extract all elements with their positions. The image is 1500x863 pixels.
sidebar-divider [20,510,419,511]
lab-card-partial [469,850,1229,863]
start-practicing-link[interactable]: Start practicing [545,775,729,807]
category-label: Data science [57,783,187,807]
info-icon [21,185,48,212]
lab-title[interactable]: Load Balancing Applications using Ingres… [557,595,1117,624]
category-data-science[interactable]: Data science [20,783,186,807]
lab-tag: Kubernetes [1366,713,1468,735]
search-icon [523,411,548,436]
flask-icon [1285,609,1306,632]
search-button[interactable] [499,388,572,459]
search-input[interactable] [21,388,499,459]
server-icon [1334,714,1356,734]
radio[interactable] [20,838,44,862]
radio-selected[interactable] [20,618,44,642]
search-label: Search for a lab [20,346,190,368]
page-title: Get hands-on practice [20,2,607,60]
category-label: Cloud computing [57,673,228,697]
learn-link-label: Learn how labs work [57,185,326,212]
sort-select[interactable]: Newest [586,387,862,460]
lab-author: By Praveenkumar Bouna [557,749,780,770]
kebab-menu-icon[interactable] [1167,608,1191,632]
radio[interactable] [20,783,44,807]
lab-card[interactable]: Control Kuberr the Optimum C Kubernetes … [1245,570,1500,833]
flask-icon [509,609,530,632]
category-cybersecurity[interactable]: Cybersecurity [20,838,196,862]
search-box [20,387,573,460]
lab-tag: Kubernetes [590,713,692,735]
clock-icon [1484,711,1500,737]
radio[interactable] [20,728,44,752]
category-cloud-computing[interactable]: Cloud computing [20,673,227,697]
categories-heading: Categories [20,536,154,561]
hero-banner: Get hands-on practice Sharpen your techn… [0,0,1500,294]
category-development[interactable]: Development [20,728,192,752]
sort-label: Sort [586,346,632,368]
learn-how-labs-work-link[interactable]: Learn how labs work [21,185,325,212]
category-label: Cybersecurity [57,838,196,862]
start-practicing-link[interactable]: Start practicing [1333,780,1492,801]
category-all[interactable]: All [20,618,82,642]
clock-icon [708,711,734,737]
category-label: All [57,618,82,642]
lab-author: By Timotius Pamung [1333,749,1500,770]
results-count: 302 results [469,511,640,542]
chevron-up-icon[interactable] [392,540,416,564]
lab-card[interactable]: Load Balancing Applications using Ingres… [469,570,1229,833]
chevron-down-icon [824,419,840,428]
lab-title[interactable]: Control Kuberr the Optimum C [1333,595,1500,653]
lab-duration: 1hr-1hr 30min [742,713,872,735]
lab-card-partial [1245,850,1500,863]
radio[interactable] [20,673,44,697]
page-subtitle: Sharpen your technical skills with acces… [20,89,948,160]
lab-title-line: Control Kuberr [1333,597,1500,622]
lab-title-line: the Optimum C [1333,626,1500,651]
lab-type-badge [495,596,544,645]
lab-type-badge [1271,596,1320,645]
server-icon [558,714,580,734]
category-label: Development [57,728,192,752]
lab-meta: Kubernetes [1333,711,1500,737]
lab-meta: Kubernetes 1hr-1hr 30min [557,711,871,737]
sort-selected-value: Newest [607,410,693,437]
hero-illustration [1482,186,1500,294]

Goal –
Reproduce every line above without any change, from the first to the last.

Answer –
extract all elements with their positions. The image is 1500x863 pixels.
sidebar-divider [20,510,419,511]
lab-card-partial [469,850,1229,863]
start-practicing-link[interactable]: Start practicing [545,775,729,807]
category-label: Data science [57,783,187,807]
info-icon [21,185,48,212]
lab-title[interactable]: Load Balancing Applications using Ingres… [557,595,1117,624]
category-data-science[interactable]: Data science [20,783,186,807]
lab-tag: Kubernetes [1366,713,1468,735]
search-icon [523,411,548,436]
flask-icon [1285,609,1306,632]
search-button[interactable] [499,388,572,459]
search-input[interactable] [21,388,499,459]
server-icon [1334,714,1356,734]
radio[interactable] [20,838,44,862]
radio-selected[interactable] [20,618,44,642]
search-label: Search for a lab [20,346,190,368]
page-title: Get hands-on practice [20,2,607,60]
category-label: Cloud computing [57,673,228,697]
learn-link-label: Learn how labs work [57,185,326,212]
sort-select[interactable]: Newest [586,387,862,460]
lab-author: By Praveenkumar Bouna [557,749,780,770]
kebab-menu-icon[interactable] [1167,608,1191,632]
radio[interactable] [20,783,44,807]
lab-card[interactable]: Control Kuberr the Optimum C Kubernetes … [1245,570,1500,833]
flask-icon [509,609,530,632]
category-cybersecurity[interactable]: Cybersecurity [20,838,196,862]
search-box [20,387,573,460]
lab-tag: Kubernetes [590,713,692,735]
clock-icon [1484,711,1500,737]
radio[interactable] [20,728,44,752]
category-cloud-computing[interactable]: Cloud computing [20,673,227,697]
categories-heading: Categories [20,536,154,561]
hero-banner: Get hands-on practice Sharpen your techn… [0,0,1500,294]
category-development[interactable]: Development [20,728,192,752]
sort-label: Sort [586,346,632,368]
learn-how-labs-work-link[interactable]: Learn how labs work [21,185,325,212]
category-label: Cybersecurity [57,838,196,862]
start-practicing-link[interactable]: Start practicing [1333,780,1492,801]
category-all[interactable]: All [20,618,82,642]
clock-icon [708,711,734,737]
category-label: All [57,618,82,642]
lab-author: By Timotius Pamung [1333,749,1500,770]
results-count: 302 results [469,511,640,542]
chevron-up-icon[interactable] [392,540,416,564]
lab-card[interactable]: Load Balancing Applications using Ingres… [469,570,1229,833]
chevron-down-icon [824,419,840,428]
lab-title[interactable]: Control Kuberr the Optimum C [1333,595,1500,653]
lab-duration: 1hr-1hr 30min [742,713,872,735]
lab-card-partial [1245,850,1500,863]
radio[interactable] [20,673,44,697]
page-subtitle: Sharpen your technical skills with acces… [20,89,948,160]
lab-title-line: Control Kuberr [1333,597,1500,622]
lab-title-line: the Optimum C [1333,626,1500,651]
lab-type-badge [495,596,544,645]
lab-type-badge [1271,596,1320,645]
server-icon [558,714,580,734]
category-label: Development [57,728,192,752]
lab-meta: Kubernetes [1333,711,1500,737]
lab-meta: Kubernetes 1hr-1hr 30min [557,711,871,737]
sort-selected-value: Newest [607,410,693,437]
hero-illustration [1482,186,1500,294]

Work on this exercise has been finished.